Job:
Repeat the whole listing exactly as written.

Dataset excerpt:
= = =

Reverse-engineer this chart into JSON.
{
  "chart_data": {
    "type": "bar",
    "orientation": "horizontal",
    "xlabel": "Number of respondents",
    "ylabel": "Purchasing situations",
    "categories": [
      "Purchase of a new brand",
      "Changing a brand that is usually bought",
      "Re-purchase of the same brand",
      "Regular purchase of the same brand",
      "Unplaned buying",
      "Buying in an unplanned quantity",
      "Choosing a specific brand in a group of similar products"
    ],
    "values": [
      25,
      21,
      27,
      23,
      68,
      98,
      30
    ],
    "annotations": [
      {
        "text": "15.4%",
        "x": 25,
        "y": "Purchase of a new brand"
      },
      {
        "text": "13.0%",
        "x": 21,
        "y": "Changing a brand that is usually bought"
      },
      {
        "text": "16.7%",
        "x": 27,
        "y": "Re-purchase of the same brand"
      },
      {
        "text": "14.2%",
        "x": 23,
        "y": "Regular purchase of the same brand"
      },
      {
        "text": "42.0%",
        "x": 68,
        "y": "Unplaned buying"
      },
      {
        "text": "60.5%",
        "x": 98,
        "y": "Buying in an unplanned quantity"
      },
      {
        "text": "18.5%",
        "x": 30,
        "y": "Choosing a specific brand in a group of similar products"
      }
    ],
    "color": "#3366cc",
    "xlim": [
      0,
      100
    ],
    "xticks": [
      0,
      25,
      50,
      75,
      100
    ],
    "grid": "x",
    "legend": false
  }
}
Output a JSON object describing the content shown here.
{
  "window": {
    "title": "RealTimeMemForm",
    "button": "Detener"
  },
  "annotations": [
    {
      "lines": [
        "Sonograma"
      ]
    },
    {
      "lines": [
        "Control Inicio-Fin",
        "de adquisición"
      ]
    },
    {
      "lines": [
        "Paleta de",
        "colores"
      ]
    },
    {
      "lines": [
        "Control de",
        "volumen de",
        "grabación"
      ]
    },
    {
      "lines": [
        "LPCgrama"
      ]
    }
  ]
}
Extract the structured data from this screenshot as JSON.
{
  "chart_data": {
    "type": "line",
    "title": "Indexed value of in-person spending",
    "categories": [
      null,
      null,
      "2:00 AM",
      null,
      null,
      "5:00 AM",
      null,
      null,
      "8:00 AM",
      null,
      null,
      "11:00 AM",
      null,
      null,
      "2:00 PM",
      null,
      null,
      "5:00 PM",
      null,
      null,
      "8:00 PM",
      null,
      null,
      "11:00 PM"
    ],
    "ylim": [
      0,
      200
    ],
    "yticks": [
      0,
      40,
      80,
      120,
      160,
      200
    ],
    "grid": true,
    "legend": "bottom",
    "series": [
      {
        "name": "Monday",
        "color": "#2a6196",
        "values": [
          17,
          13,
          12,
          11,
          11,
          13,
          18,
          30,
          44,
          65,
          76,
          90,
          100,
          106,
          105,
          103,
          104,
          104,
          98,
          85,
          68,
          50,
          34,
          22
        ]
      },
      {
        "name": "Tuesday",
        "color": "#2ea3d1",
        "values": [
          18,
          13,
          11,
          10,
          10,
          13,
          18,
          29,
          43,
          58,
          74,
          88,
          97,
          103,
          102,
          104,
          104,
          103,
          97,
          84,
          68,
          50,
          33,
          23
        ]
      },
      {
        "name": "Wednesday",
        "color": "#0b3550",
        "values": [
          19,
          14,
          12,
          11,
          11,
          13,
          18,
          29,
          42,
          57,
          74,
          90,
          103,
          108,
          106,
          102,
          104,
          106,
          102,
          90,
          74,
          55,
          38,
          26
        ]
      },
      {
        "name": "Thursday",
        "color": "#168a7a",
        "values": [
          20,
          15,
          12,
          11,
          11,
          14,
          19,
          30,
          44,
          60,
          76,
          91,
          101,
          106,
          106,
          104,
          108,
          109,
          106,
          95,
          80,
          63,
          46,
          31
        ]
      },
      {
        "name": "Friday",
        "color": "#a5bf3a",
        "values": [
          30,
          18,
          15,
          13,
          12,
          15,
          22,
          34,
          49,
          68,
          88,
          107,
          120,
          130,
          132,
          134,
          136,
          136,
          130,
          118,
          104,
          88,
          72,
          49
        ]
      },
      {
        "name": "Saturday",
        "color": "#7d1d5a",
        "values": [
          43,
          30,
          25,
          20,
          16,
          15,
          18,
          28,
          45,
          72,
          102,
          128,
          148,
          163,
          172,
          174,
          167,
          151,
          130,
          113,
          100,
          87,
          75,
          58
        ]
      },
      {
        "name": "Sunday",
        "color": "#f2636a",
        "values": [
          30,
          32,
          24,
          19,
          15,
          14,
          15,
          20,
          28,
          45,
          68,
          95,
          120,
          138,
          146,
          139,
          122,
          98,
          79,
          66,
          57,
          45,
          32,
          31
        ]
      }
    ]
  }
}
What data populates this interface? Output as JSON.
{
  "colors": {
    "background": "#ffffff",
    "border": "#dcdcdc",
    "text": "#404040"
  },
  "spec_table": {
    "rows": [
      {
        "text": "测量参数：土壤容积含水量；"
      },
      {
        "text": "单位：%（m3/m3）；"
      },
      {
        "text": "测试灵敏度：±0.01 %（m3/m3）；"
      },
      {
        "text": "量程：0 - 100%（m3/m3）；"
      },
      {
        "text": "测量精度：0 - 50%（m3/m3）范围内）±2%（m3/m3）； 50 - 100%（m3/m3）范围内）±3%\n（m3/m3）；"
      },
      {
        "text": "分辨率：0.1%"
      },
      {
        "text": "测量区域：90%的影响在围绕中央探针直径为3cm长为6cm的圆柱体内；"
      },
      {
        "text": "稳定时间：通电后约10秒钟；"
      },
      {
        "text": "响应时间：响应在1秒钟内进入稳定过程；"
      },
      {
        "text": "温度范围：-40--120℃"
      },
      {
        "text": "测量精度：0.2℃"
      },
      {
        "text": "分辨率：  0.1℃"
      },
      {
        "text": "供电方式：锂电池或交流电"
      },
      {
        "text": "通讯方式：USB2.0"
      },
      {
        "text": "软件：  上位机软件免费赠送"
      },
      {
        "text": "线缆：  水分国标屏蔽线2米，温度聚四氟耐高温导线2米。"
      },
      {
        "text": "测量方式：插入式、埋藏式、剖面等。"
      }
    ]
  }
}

= = =

Task result:
Reverse-engineer this chart into JSON.
{
  "chart_data": {
    "type": "bar",
    "orientation": "horizontal",
    "xlabel": "Number of respondents",
    "ylabel": "Purchasing situations",
    "categories": [
      "Purchase of a new brand",
      "Changing a brand that is usually bought",
      "Re-purchase of the same brand",
      "Regular purchase of the same brand",
      "Unplaned buying",
      "Buying in an unplanned quantity",
      "Choosing a specific brand in a group of similar products"
    ],
    "values": [
      25,
      21,
      27,
      23,
      68,
      98,
      30
    ],
    "annotations": [
      {
        "text": "15.4%",
        "x": 25,
        "y": "Purchase of a new brand"
      },
      {
        "text": "13.0%",
        "x": 21,
        "y": "Changing a brand that is usually bought"
      },
      {
        "text": "16.7%",
        "x": 27,
        "y": "Re-purchase of the same brand"
      },
      {
        "text": "14.2%",
        "x": 23,
        "y": "Regular purchase of the same brand"
      },
      {
        "text": "42.0%",
        "x": 68,
        "y": "Unplaned buying"
      },
      {
        "text": "60.5%",
        "x": 98,
        "y": "Buying in an unplanned quantity"
      },
      {
        "text": "18.5%",
        "x": 30,
        "y": "Choosing a specific brand in a group of similar products"
      }
    ],
    "color": "#3366cc",
    "xlim": [
      0,
      100
    ],
    "xticks": [
      0,
      25,
      50,
      75,
      100
    ],
    "grid": "x",
    "legend": false
  }
}
Output a JSON object describing the content shown here.
{
  "window": {
    "title": "RealTimeMemForm",
    "button": "Detener"
  },
  "annotations": [
    {
      "lines": [
        "Sonograma"
      ]
    },
    {
      "lines": [
        "Control Inicio-Fin",
        "de adquisición"
      ]
    },
    {
      "lines": [
        "Paleta de",
        "colores"
      ]
    },
    {
      "lines": [
        "Control de",
        "volumen de",
        "grabación"
      ]
    },
    {
      "lines": [
        "LPCgrama"
      ]
    }
  ]
}
Extract the structured data from this screenshot as JSON.
{
  "chart_data": {
    "type": "line",
    "title": "Indexed value of in-person spending",
    "categories": [
      null,
      null,
      "2:00 AM",
      null,
      null,
      "5:00 AM",
      null,
      null,
      "8:00 AM",
      null,
      null,
      "11:00 AM",
      null,
      null,
      "2:00 PM",
      null,
      null,
      "5:00 PM",
      null,
      null,
      "8:00 PM",
      null,
      null,
      "11:00 PM"
    ],
    "ylim": [
      0,
      200
    ],
    "yticks": [
      0,
      40,
      80,
      120,
      160,
      200
    ],
    "grid": true,
    "legend": "bottom",
    "series": [
      {
        "name": "Monday",
        "color": "#2a6196",
        "values": [
          17,
          13,
          12,
          11,
          11,
          13,
          18,
          30,
          44,
          65,
          76,
          90,
          100,
          106,
          105,
          103,
          104,
          104,
          98,
          85,
          68,
          50,
          34,
          22
        ]
      },
      {
        "name": "Tuesday",
        "color": "#2ea3d1",
        "values": [
          18,
          13,
          11,
          10,
          10,
          13,
          18,
          29,
          43,
          58,
          74,
          88,
          97,
          103,
          102,
          104,
          104,
          103,
          97,
          84,
          68,
          50,
          33,
          23
        ]
      },
      {
        "name": "Wednesday",
        "color": "#0b3550",
        "values": [
          19,
          14,
          12,
          11,
          11,
          13,
          18,
          29,
          42,
          57,
          74,
          90,
          103,
          108,
          106,
          102,
          104,
          106,
          102,
          90,
          74,
          55,
          38,
          26
        ]
      },
      {
        "name": "Thursday",
        "color": "#168a7a",
        "values": [
          20,
          15,
          12,
          11,
          11,
          14,
          19,
          30,
          44,
          60,
          76,
          91,
          101,
          106,
          106,
          104,
          108,
          109,
          106,
          95,
          80,
          63,
          46,
          31
        ]
      },
      {
        "name": "Friday",
        "color": "#a5bf3a",
        "values": [
          30,
          18,
          15,
          13,
          12,
          15,
          22,
          34,
          49,
          68,
          88,
          107,
          120,
          130,
          132,
          134,
          136,
          136,
          130,
          118,
          104,
          88,
          72,
          49
        ]
      },
      {
        "name": "Saturday",
        "color": "#7d1d5a",
        "values": [
          43,
          30,
          25,
          20,
          16,
          15,
          18,
          28,
          45,
          72,
          102,
          128,
          148,
          163,
          172,
          174,
          167,
          151,
          130,
          113,
          100,
          87,
          75,
          58
        ]
      },
      {
        "name": "Sunday",
        "color": "#f2636a",
        "values": [
          30,
          32,
          24,
          19,
          15,
          14,
          15,
          20,
          28,
          45,
          68,
          95,
          120,
          138,
          146,
          139,
          122,
          98,
          79,
          66,
          57,
          45,
          32,
          31
        ]
      }
    ]
  }
}
What data populates this interface? Output as JSON.
{
  "colors": {
    "background": "#ffffff",
    "border": "#dcdcdc",
    "text": "#404040"
  },
  "spec_table": {
    "rows": [
      {
        "text": "测量参数：土壤容积含水量；"
      },
      {
        "text": "单位：%（m3/m3）；"
      },
      {
        "text": "测试灵敏度：±0.01 %（m3/m3）；"
      },
      {
        "text": "量程：0 - 100%（m3/m3）；"
      },
      {
        "text": "测量精度：0 - 50%（m3/m3）范围内）±2%（m3/m3）； 50 - 100%（m3/m3）范围内）±3%\n（m3/m3）；"
      },
      {
        "text": "分辨率：0.1%"
      },
      {
        "text": "测量区域：90%的影响在围绕中央探针直径为3cm长为6cm的圆柱体内；"
      },
      {
        "text": "稳定时间：通电后约10秒钟；"
      },
      {
        "text": "响应时间：响应在1秒钟内进入稳定过程；"
      },
      {
        "text": "温度范围：-40--120℃"
      },
      {
        "text": "测量精度：0.2℃"
      },
      {
        "text": "分辨率：  0.1℃"
      },
      {
        "text": "供电方式：锂电池或交流电"
      },
      {
        "text": "通讯方式：USB2.0"
      },
      {
        "text": "软件：  上位机软件免费赠送"
      },
      {
        "text": "线缆：  水分国标屏蔽线2米，温度聚四氟耐高温导线2米。"
      },
      {
        "text": "测量方式：插入式、埋藏式、剖面等。"
      }
    ]
  }
}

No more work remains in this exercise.